- **Enunciado**
Repite literalmente cada línea del listado siguiente, de la primera a la última, sin omitir ni alterar ninguna.

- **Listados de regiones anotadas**
========
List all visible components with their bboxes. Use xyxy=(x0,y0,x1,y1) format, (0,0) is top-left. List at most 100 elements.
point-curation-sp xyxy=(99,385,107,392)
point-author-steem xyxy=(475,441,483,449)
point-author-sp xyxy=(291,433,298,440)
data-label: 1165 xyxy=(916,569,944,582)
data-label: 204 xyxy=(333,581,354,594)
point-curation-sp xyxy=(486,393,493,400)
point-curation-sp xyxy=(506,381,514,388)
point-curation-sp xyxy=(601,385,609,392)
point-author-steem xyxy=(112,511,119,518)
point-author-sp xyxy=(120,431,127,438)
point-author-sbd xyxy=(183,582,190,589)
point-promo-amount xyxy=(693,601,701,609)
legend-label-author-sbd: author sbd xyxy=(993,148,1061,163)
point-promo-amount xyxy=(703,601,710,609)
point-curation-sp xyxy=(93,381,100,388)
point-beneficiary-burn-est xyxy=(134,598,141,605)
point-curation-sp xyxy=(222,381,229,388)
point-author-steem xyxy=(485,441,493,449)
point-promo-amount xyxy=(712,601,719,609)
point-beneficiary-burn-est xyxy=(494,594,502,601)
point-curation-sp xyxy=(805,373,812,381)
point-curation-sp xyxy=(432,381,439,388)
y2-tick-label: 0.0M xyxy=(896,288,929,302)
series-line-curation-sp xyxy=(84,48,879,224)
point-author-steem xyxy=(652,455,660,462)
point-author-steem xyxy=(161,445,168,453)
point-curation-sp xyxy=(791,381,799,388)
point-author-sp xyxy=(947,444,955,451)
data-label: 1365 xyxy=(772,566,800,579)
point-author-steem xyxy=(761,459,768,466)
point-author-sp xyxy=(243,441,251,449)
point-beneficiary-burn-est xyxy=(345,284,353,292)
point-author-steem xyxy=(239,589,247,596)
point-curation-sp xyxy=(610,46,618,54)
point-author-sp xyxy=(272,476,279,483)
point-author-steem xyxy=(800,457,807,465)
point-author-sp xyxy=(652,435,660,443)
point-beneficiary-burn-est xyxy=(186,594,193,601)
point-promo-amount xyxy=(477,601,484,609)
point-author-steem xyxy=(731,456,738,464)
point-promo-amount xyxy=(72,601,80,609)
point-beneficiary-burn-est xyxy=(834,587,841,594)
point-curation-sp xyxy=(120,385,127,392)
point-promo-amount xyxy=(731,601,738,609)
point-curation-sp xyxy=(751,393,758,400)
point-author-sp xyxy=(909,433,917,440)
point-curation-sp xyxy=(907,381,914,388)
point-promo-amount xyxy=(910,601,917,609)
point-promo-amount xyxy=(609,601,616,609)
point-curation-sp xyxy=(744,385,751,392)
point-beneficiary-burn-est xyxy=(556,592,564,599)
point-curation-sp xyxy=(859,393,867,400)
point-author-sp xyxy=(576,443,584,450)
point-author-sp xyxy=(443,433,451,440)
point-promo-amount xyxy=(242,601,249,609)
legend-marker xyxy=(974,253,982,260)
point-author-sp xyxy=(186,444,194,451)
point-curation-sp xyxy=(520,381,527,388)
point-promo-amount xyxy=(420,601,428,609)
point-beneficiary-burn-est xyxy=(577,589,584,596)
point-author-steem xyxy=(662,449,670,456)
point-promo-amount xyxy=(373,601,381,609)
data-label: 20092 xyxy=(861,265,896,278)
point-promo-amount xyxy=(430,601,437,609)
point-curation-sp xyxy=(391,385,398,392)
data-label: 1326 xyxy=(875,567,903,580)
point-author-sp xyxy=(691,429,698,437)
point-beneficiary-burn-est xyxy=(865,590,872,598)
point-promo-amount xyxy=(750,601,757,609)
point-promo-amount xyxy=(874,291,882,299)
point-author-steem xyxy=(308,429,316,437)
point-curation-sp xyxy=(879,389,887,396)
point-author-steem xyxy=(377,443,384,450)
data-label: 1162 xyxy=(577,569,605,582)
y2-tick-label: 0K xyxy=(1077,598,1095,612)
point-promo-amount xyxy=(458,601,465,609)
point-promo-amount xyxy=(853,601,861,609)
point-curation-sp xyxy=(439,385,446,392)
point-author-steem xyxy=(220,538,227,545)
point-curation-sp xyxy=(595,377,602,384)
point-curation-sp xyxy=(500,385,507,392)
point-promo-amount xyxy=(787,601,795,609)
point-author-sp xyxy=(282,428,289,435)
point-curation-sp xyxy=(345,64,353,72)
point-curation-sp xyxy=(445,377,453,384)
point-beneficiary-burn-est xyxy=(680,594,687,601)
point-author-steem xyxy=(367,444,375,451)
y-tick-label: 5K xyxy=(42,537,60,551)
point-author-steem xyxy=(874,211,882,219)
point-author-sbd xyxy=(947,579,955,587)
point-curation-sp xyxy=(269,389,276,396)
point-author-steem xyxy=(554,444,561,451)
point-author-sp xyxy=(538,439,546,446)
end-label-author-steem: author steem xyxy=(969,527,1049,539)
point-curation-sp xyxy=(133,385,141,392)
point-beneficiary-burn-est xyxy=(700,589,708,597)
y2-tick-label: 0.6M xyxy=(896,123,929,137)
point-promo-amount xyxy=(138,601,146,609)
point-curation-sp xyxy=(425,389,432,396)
========
- **Resultado del ejercicio**
List all visible components with their bboxes. Use xyxy=(x0,y0,x1,y1) format, (0,0) is top-left. List at most 100 elements.
point-curation-sp xyxy=(99,385,107,392)
point-author-steem xyxy=(475,441,483,449)
point-author-sp xyxy=(291,433,298,440)
data-label: 1165 xyxy=(916,569,944,582)
data-label: 204 xyxy=(333,581,354,594)
point-curation-sp xyxy=(486,393,493,400)
point-curation-sp xyxy=(506,381,514,388)
point-curation-sp xyxy=(601,385,609,392)
point-author-steem xyxy=(112,511,119,518)
point-author-sp xyxy=(120,431,127,438)
point-author-sbd xyxy=(183,582,190,589)
point-promo-amount xyxy=(693,601,701,609)
legend-label-author-sbd: author sbd xyxy=(993,148,1061,163)
point-promo-amount xyxy=(703,601,710,609)
point-curation-sp xyxy=(93,381,100,388)
point-beneficiary-burn-est xyxy=(134,598,141,605)
point-curation-sp xyxy=(222,381,229,388)
point-author-steem xyxy=(485,441,493,449)
point-promo-amount xyxy=(712,601,719,609)
point-beneficiary-burn-est xyxy=(494,594,502,601)
point-curation-sp xyxy=(805,373,812,381)
point-curation-sp xyxy=(432,381,439,388)
y2-tick-label: 0.0M xyxy=(896,288,929,302)
series-line-curation-sp xyxy=(84,48,879,224)
point-author-steem xyxy=(652,455,660,462)
point-author-steem xyxy=(161,445,168,453)
point-curation-sp xyxy=(791,381,799,388)
point-author-sp xyxy=(947,444,955,451)
data-label: 1365 xyxy=(772,566,800,579)
point-author-steem xyxy=(761,459,768,466)
point-author-sp xyxy=(243,441,251,449)
point-beneficiary-burn-est xyxy=(345,284,353,292)
point-author-steem xyxy=(239,589,247,596)
point-curation-sp xyxy=(610,46,618,54)
point-author-sp xyxy=(272,476,279,483)
point-author-steem xyxy=(800,457,807,465)
point-author-sp xyxy=(652,435,660,443)
point-beneficiary-burn-est xyxy=(186,594,193,601)
point-promo-amount xyxy=(477,601,484,609)
point-author-steem xyxy=(731,456,738,464)
point-promo-amount xyxy=(72,601,80,609)
point-beneficiary-burn-est xyxy=(834,587,841,594)
point-curation-sp xyxy=(120,385,127,392)
point-promo-amount xyxy=(731,601,738,609)
point-curation-sp xyxy=(751,393,758,400)
point-author-sp xyxy=(909,433,917,440)
point-curation-sp xyxy=(907,381,914,388)
point-promo-amount xyxy=(910,601,917,609)
point-promo-amount xyxy=(609,601,616,609)
point-curation-sp xyxy=(744,385,751,392)
point-beneficiary-burn-est xyxy=(556,592,564,599)
point-curation-sp xyxy=(859,393,867,400)
point-author-sp xyxy=(576,443,584,450)
point-author-sp xyxy=(443,433,451,440)
point-promo-amount xyxy=(242,601,249,609)
legend-marker xyxy=(974,253,982,260)
point-author-sp xyxy=(186,444,194,451)
point-curation-sp xyxy=(520,381,527,388)
point-promo-amount xyxy=(420,601,428,609)
point-beneficiary-burn-est xyxy=(577,589,584,596)
point-author-steem xyxy=(662,449,670,456)
point-promo-amount xyxy=(373,601,381,609)
data-label: 20092 xyxy=(861,265,896,278)
point-promo-amount xyxy=(430,601,437,609)
point-curation-sp xyxy=(391,385,398,392)
data-label: 1326 xyxy=(875,567,903,580)
point-author-sp xyxy=(691,429,698,437)
point-beneficiary-burn-est xyxy=(865,590,872,598)
point-promo-amount xyxy=(750,601,757,609)
point-promo-amount xyxy=(874,291,882,299)
point-author-steem xyxy=(308,429,316,437)
point-curation-sp xyxy=(879,389,887,396)
point-author-steem xyxy=(377,443,384,450)
data-label: 1162 xyxy=(577,569,605,582)
y2-tick-label: 0K xyxy=(1077,598,1095,612)
point-promo-amount xyxy=(458,601,465,609)
point-promo-amount xyxy=(853,601,861,609)
point-curation-sp xyxy=(439,385,446,392)
point-author-steem xyxy=(220,538,227,545)
point-curation-sp xyxy=(595,377,602,384)
point-curation-sp xyxy=(500,385,507,392)
point-promo-amount xyxy=(787,601,795,609)
point-author-sp xyxy=(282,428,289,435)
point-curation-sp xyxy=(345,64,353,72)
point-curation-sp xyxy=(445,377,453,384)
point-beneficiary-burn-est xyxy=(680,594,687,601)
point-author-steem xyxy=(367,444,375,451)
y-tick-label: 5K xyxy=(42,537,60,551)
point-author-steem xyxy=(874,211,882,219)
point-author-sbd xyxy=(947,579,955,587)
point-curation-sp xyxy=(269,389,276,396)
point-author-steem xyxy=(554,444,561,451)
point-author-sp xyxy=(538,439,546,446)
end-label-author-steem: author steem xyxy=(969,527,1049,539)
point-curation-sp xyxy=(133,385,141,392)
point-beneficiary-burn-est xyxy=(700,589,708,597)
y2-tick-label: 0.6M xyxy=(896,123,929,137)
point-promo-amount xyxy=(138,601,146,609)
point-curation-sp xyxy=(425,389,432,396)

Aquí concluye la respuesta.